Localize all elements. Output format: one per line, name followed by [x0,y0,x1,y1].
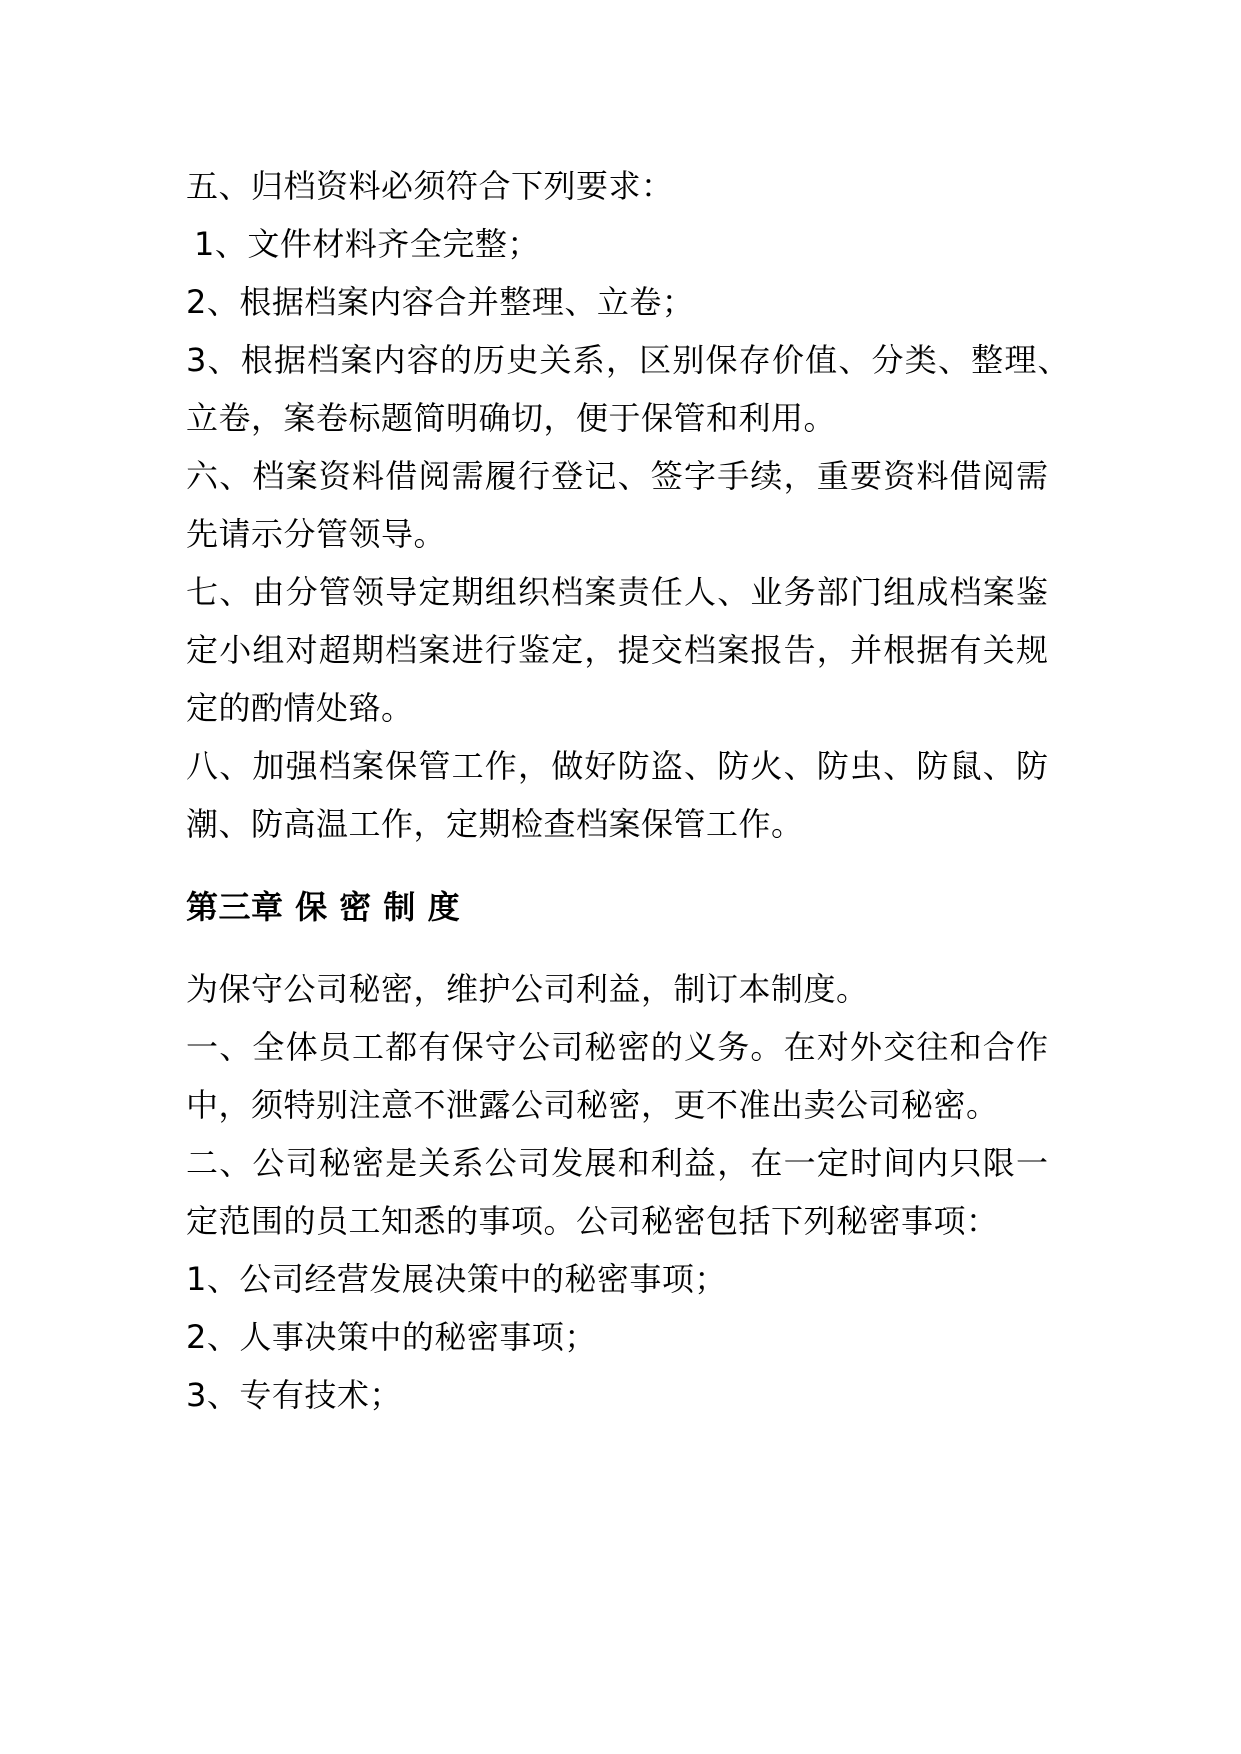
text-line: 一、全体员工都有保守公司秘密的义务。在对外交往和合作 [186,1028,1050,1066]
text-line: 八、加强档案保管工作，做好防盗、防火、防虫、防鼠、防 [186,747,1050,785]
text-line: 立卷，案卷标题简明确切，便于保管和利用。 [186,399,837,437]
text-line: 3、根据档案内容的历史关系，区别保存价值、分类、整理、 [186,341,1071,379]
text-line: 二、公司秘密是关系公司发展和利益，在一定时间内只限一 [186,1144,1050,1182]
text-line: 2、人事决策中的秘密事项； [186,1318,597,1356]
text-line: 1、公司经营发展决策中的秘密事项； [186,1260,727,1298]
text-line: 定范围的员工知悉的事项。公司秘密包括下列秘密事项： [186,1202,999,1240]
text-line: 六、档案资料借阅需履行登记、签字手续，重要资料借阅需 [186,457,1050,495]
chapter-heading: 第三章 保 密 制 度 [186,888,461,926]
text-line: 定小组对超期档案进行鉴定，提交档案报告，并根据有关规 [186,631,1050,669]
text-line: 3、专有技术； [186,1376,402,1414]
text-line: 五、归档资料必须符合下列要求： [186,167,674,205]
text-line: 中，须特别注意不泄露公司秘密，更不准出卖公司秘密。 [186,1086,999,1124]
text-line: 1、文件材料齐全完整； [194,225,540,263]
text-line: 定的酌情处臵。 [186,689,414,727]
text-line: 2、根据档案内容合并整理、立卷； [186,283,695,321]
text-line: 为保守公司秘密，维护公司利益，制订本制度。 [186,970,869,1008]
text-line: 潮、防高温工作，定期检查档案保管工作。 [186,805,804,843]
text-line: 先请示分管领导。 [186,515,447,553]
text-line: 七、由分管领导定期组织档案责任人、业务部门组成档案鉴 [186,573,1050,611]
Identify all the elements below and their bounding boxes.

=-=-=

GOAL: Print every row above verbatim, line for line, and omit the pictures.

THE REPLY:
Localize all elements. Output format: one per line, name followed by [x0,y0,x1,y1].
text-line: 一、全体员工都有保守公司秘密的义务。在对外交往和合作 [186,1028,1050,1066]
text-line: 八、加强档案保管工作，做好防盗、防火、防虫、防鼠、防 [186,747,1050,785]
text-line: 立卷，案卷标题简明确切，便于保管和利用。 [186,399,837,437]
text-line: 3、根据档案内容的历史关系，区别保存价值、分类、整理、 [186,341,1071,379]
text-line: 二、公司秘密是关系公司发展和利益，在一定时间内只限一 [186,1144,1050,1182]
text-line: 2、人事决策中的秘密事项； [186,1318,597,1356]
text-line: 1、公司经营发展决策中的秘密事项； [186,1260,727,1298]
text-line: 定范围的员工知悉的事项。公司秘密包括下列秘密事项： [186,1202,999,1240]
text-line: 六、档案资料借阅需履行登记、签字手续，重要资料借阅需 [186,457,1050,495]
chapter-heading: 第三章 保 密 制 度 [186,888,461,926]
text-line: 定小组对超期档案进行鉴定，提交档案报告，并根据有关规 [186,631,1050,669]
text-line: 3、专有技术； [186,1376,402,1414]
text-line: 五、归档资料必须符合下列要求： [186,167,674,205]
text-line: 中，须特别注意不泄露公司秘密，更不准出卖公司秘密。 [186,1086,999,1124]
text-line: 1、文件材料齐全完整； [194,225,540,263]
text-line: 定的酌情处臵。 [186,689,414,727]
text-line: 2、根据档案内容合并整理、立卷； [186,283,695,321]
text-line: 为保守公司秘密，维护公司利益，制订本制度。 [186,970,869,1008]
text-line: 潮、防高温工作，定期检查档案保管工作。 [186,805,804,843]
text-line: 先请示分管领导。 [186,515,447,553]
text-line: 七、由分管领导定期组织档案责任人、业务部门组成档案鉴 [186,573,1050,611]
Identify all the elements below and their bounding boxes.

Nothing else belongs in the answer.